▶ [THE TASK]
Skip every picture and transcribe the remaining material exactly.

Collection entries
## Begin

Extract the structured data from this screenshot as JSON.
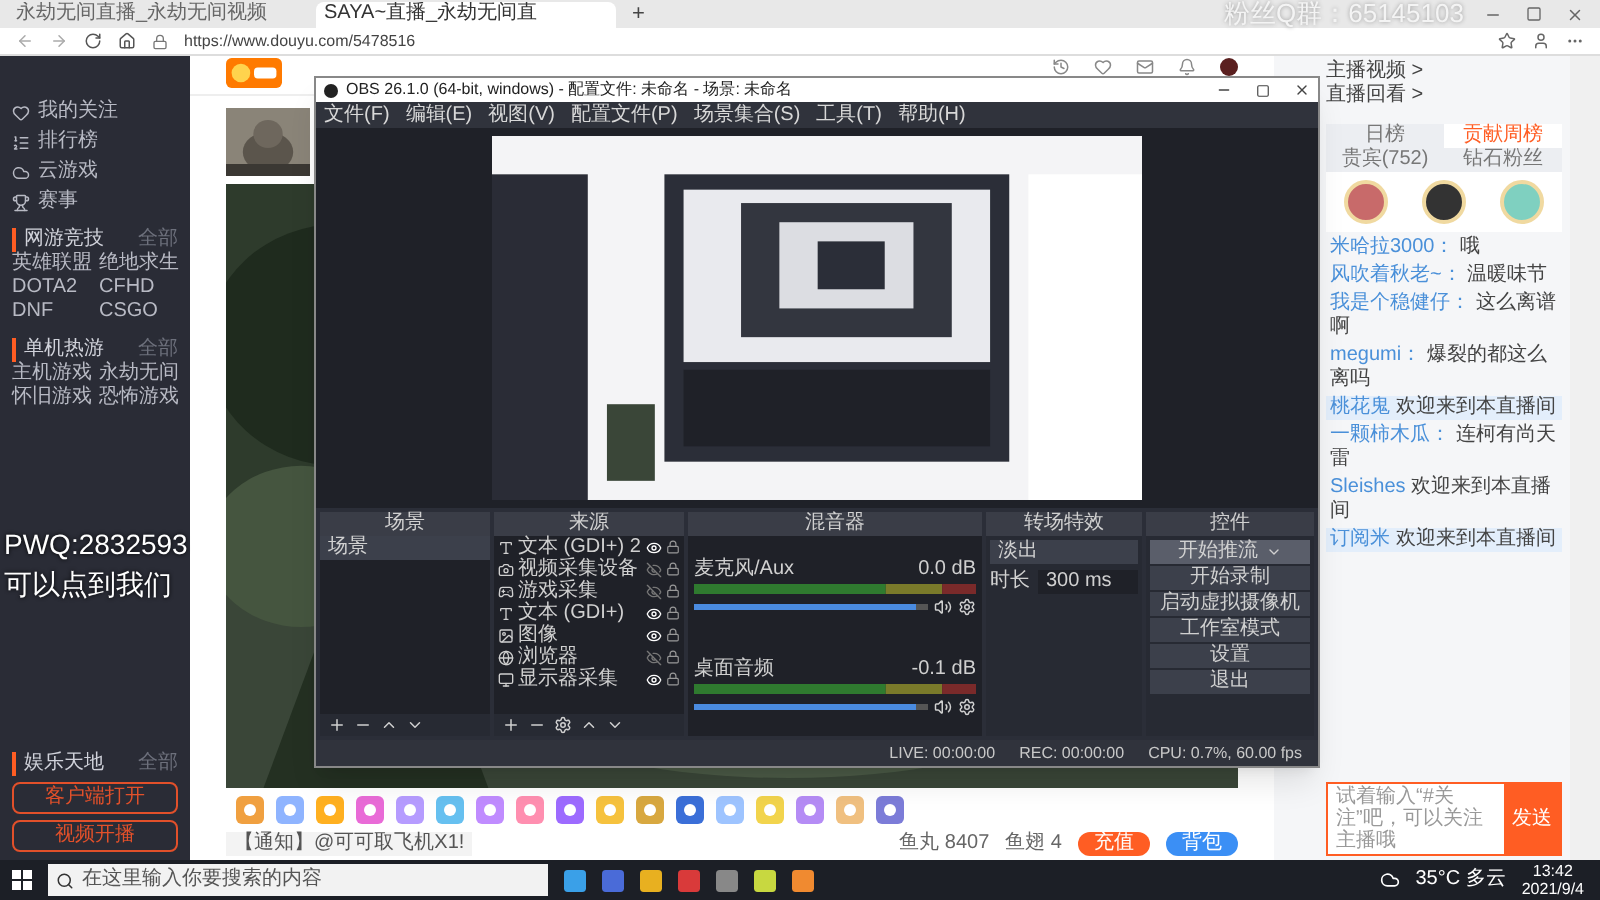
{
  "browser": {
    "tabs": [
      {
        "title": "永劫无间直播_永劫无间视频",
        "selected": false
      },
      {
        "title": "SAYA~直播_永劫无间直",
        "selected": true
      }
    ],
    "new_tab": "+",
    "url": "https://www.douyu.com/5478516"
  },
  "overlay": {
    "fan_group": "粉丝Q群：65145103",
    "pwq": "PWQ:2832593",
    "pwq_note": "可以点到我们"
  },
  "sidebar": {
    "nav": [
      "我的关注",
      "排行榜",
      "云游戏",
      "赛事"
    ],
    "sections": [
      {
        "title": "网游竞技",
        "more": "全部",
        "items": [
          "英雄联盟",
          "绝地求生",
          "DOTA2",
          "CFHD",
          "DNF",
          "CSGO"
        ]
      },
      {
        "title": "单机热游",
        "more": "全部",
        "items": [
          "主机游戏",
          "永劫无间",
          "怀旧游戏",
          "恐怖游戏"
        ]
      }
    ],
    "bottom_section": {
      "title": "娱乐天地",
      "more": "全部"
    },
    "buttons": [
      "客户端打开",
      "视频开播"
    ]
  },
  "obs": {
    "title": "OBS 26.1.0 (64-bit, windows) - 配置文件: 未命名 - 场景: 未命名",
    "menu": [
      "文件(F)",
      "编辑(E)",
      "视图(V)",
      "配置文件(P)",
      "场景集合(S)",
      "工具(T)",
      "帮助(H)"
    ],
    "docks": {
      "scenes": "场景",
      "sources": "来源",
      "mixer": "混音器",
      "transitions": "转场特效",
      "controls": "控件"
    },
    "scenes": [
      {
        "name": "场景",
        "selected": true
      }
    ],
    "sources": [
      {
        "name": "文本 (GDI+) 2",
        "kind": "text",
        "visible": true
      },
      {
        "name": "视频采集设备",
        "kind": "camera",
        "visible": false
      },
      {
        "name": "游戏采集",
        "kind": "game",
        "visible": false
      },
      {
        "name": "文本 (GDI+)",
        "kind": "text",
        "visible": true
      },
      {
        "name": "图像",
        "visible": true
      },
      {
        "name": "浏览器",
        "kind": "browser",
        "visible": false
      },
      {
        "name": "显示器采集",
        "kind": "monitor",
        "visible": true
      }
    ],
    "mixer": [
      {
        "name": "麦克风/Aux",
        "reading": "0.0 dB",
        "level": 0.95
      },
      {
        "name": "桌面音频",
        "reading": "-0.1 dB",
        "level": 0.95
      }
    ],
    "transition": {
      "value": "淡出",
      "duration_label": "时长",
      "duration": "300 ms"
    },
    "controls": [
      {
        "label": "开始推流",
        "kind": "split"
      },
      {
        "label": "开始录制",
        "kind": "plain"
      },
      {
        "label": "启动虚拟摄像机",
        "kind": "plain"
      },
      {
        "label": "工作室模式",
        "kind": "plain"
      },
      {
        "label": "设置",
        "kind": "plain"
      },
      {
        "label": "退出",
        "kind": "plain"
      }
    ],
    "status": [
      "LIVE: 00:00:00",
      "REC: 00:00:00",
      "CPU: 0.7%, 60.00 fps"
    ]
  },
  "room": {
    "notice": "【通知】@可可取飞机X1!",
    "stats": [
      {
        "label": "鱼丸 8407"
      },
      {
        "label": "鱼翅 4"
      }
    ],
    "recharge": "充值",
    "backpack": "背包"
  },
  "chat": {
    "links": [
      "主播视频 >",
      "直播回看 >"
    ],
    "tabs": [
      {
        "label": "日榜",
        "selected": false
      },
      {
        "label": "贡献周榜",
        "selected": true
      },
      {
        "label": "贵宾(752)",
        "selected": false
      },
      {
        "label": "钻石粉丝",
        "selected": false
      }
    ],
    "messages": [
      {
        "user": "米哈拉3000：",
        "text": "哦",
        "selected": false
      },
      {
        "user": "风吹着秋老~：",
        "text": "温暖味节",
        "selected": false
      },
      {
        "user": "我是个稳健仔：",
        "text": "这么离谱啊",
        "selected": false
      },
      {
        "user": "megumi：",
        "text": "爆裂的都这么离吗",
        "selected": false
      },
      {
        "user": "桃花鬼",
        "text": "欢迎来到本直播间",
        "selected": true
      },
      {
        "user": "一颗柿木瓜：",
        "text": "连柯有尚天雷",
        "selected": false
      },
      {
        "user": "Sleishes",
        "text": "欢迎来到本直播间",
        "selected": false
      },
      {
        "user": "订阅米",
        "text": "欢迎来到本直播间",
        "selected": true
      }
    ],
    "input_placeholder": "试着输入“#关注”吧，可以关注主播哦",
    "send": "发送"
  },
  "taskbar": {
    "search_placeholder": "在这里输入你要搜索的内容",
    "weather": "35°C 多云",
    "time": "13:42",
    "date": "2021/9/4"
  }
}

## End

▶ [FULL ANSWER]
Extract the structured data from this screenshot as JSON.
{
  "browser": {
    "tabs": [
      {
        "title": "永劫无间直播_永劫无间视频",
        "selected": false
      },
      {
        "title": "SAYA~直播_永劫无间直",
        "selected": true
      }
    ],
    "new_tab": "+",
    "url": "https://www.douyu.com/5478516"
  },
  "overlay": {
    "fan_group": "粉丝Q群：65145103",
    "pwq": "PWQ:2832593",
    "pwq_note": "可以点到我们"
  },
  "sidebar": {
    "nav": [
      "我的关注",
      "排行榜",
      "云游戏",
      "赛事"
    ],
    "sections": [
      {
        "title": "网游竞技",
        "more": "全部",
        "items": [
          "英雄联盟",
          "绝地求生",
          "DOTA2",
          "CFHD",
          "DNF",
          "CSGO"
        ]
      },
      {
        "title": "单机热游",
        "more": "全部",
        "items": [
          "主机游戏",
          "永劫无间",
          "怀旧游戏",
          "恐怖游戏"
        ]
      }
    ],
    "bottom_section": {
      "title": "娱乐天地",
      "more": "全部"
    },
    "buttons": [
      "客户端打开",
      "视频开播"
    ]
  },
  "obs": {
    "title": "OBS 26.1.0 (64-bit, windows) - 配置文件: 未命名 - 场景: 未命名",
    "menu": [
      "文件(F)",
      "编辑(E)",
      "视图(V)",
      "配置文件(P)",
      "场景集合(S)",
      "工具(T)",
      "帮助(H)"
    ],
    "docks": {
      "scenes": "场景",
      "sources": "来源",
      "mixer": "混音器",
      "transitions": "转场特效",
      "controls": "控件"
    },
    "scenes": [
      {
        "name": "场景",
        "selected": true
      }
    ],
    "sources": [
      {
        "name": "文本 (GDI+) 2",
        "kind": "text",
        "visible": true
      },
      {
        "name": "视频采集设备",
        "kind": "camera",
        "visible": false
      },
      {
        "name": "游戏采集",
        "kind": "game",
        "visible": false
      },
      {
        "name": "文本 (GDI+)",
        "kind": "text",
        "visible": true
      },
      {
        "name": "图像",
        "visible": true
      },
      {
        "name": "浏览器",
        "kind": "browser",
        "visible": false
      },
      {
        "name": "显示器采集",
        "kind": "monitor",
        "visible": true
      }
    ],
    "mixer": [
      {
        "name": "麦克风/Aux",
        "reading": "0.0 dB",
        "level": 0.95
      },
      {
        "name": "桌面音频",
        "reading": "-0.1 dB",
        "level": 0.95
      }
    ],
    "transition": {
      "value": "淡出",
      "duration_label": "时长",
      "duration": "300 ms"
    },
    "controls": [
      {
        "label": "开始推流",
        "kind": "split"
      },
      {
        "label": "开始录制",
        "kind": "plain"
      },
      {
        "label": "启动虚拟摄像机",
        "kind": "plain"
      },
      {
        "label": "工作室模式",
        "kind": "plain"
      },
      {
        "label": "设置",
        "kind": "plain"
      },
      {
        "label": "退出",
        "kind": "plain"
      }
    ],
    "status": [
      "LIVE: 00:00:00",
      "REC: 00:00:00",
      "CPU: 0.7%, 60.00 fps"
    ]
  },
  "room": {
    "notice": "【通知】@可可取飞机X1!",
    "stats": [
      {
        "label": "鱼丸 8407"
      },
      {
        "label": "鱼翅 4"
      }
    ],
    "recharge": "充值",
    "backpack": "背包"
  },
  "chat": {
    "links": [
      "主播视频 >",
      "直播回看 >"
    ],
    "tabs": [
      {
        "label": "日榜",
        "selected": false
      },
      {
        "label": "贡献周榜",
        "selected": true
      },
      {
        "label": "贵宾(752)",
        "selected": false
      },
      {
        "label": "钻石粉丝",
        "selected": false
      }
    ],
    "messages": [
      {
        "user": "米哈拉3000：",
        "text": "哦",
        "selected": false
      },
      {
        "user": "风吹着秋老~：",
        "text": "温暖味节",
        "selected": false
      },
      {
        "user": "我是个稳健仔：",
        "text": "这么离谱啊",
        "selected": false
      },
      {
        "user": "megumi：",
        "text": "爆裂的都这么离吗",
        "selected": false
      },
      {
        "user": "桃花鬼",
        "text": "欢迎来到本直播间",
        "selected": true
      },
      {
        "user": "一颗柿木瓜：",
        "text": "连柯有尚天雷",
        "selected": false
      },
      {
        "user": "Sleishes",
        "text": "欢迎来到本直播间",
        "selected": false
      },
      {
        "user": "订阅米",
        "text": "欢迎来到本直播间",
        "selected": true
      }
    ],
    "input_placeholder": "试着输入“#关注”吧，可以关注主播哦",
    "send": "发送"
  },
  "taskbar": {
    "search_placeholder": "在这里输入你要搜索的内容",
    "weather": "35°C 多云",
    "time": "13:42",
    "date": "2021/9/4"
  }
}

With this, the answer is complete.